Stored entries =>
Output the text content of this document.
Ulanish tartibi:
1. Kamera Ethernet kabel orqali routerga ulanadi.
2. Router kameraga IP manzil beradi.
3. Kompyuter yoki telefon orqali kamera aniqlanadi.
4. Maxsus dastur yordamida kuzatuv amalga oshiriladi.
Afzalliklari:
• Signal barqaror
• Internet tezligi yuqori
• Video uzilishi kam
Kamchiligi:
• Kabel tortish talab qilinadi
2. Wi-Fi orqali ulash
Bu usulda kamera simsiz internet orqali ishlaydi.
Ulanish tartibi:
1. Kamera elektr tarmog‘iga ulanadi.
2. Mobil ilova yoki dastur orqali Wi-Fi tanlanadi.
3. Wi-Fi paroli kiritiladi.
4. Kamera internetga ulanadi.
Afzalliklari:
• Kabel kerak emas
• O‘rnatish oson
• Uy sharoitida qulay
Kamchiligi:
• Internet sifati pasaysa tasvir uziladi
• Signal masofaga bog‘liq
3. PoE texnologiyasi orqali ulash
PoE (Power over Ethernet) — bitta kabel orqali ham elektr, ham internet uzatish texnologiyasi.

Problem description =>
Type out all of the material again, word for word.

Answer to this task =>
Output the text content of this document.
Ulanish tartibi:
1. Kamera Ethernet kabel orqali routerga ulanadi.
2. Router kameraga IP manzil beradi.
3. Kompyuter yoki telefon orqali kamera aniqlanadi.
4. Maxsus dastur yordamida kuzatuv amalga oshiriladi.
Afzalliklari:
• Signal barqaror
• Internet tezligi yuqori
• Video uzilishi kam
Kamchiligi:
• Kabel tortish talab qilinadi
2. Wi-Fi orqali ulash
Bu usulda kamera simsiz internet orqali ishlaydi.
Ulanish tartibi:
1. Kamera elektr tarmog‘iga ulanadi.
2. Mobil ilova yoki dastur orqali Wi-Fi tanlanadi.
3. Wi-Fi paroli kiritiladi.
4. Kamera internetga ulanadi.
Afzalliklari:
• Kabel kerak emas
• O‘rnatish oson
• Uy sharoitida qulay
Kamchiligi:
• Internet sifati pasaysa tasvir uziladi
• Signal masofaga bog‘liq
3. PoE texnologiyasi orqali ulash
PoE (Power over Ethernet) — bitta kabel orqali ham elektr, ham internet uzatish texnologiyasi.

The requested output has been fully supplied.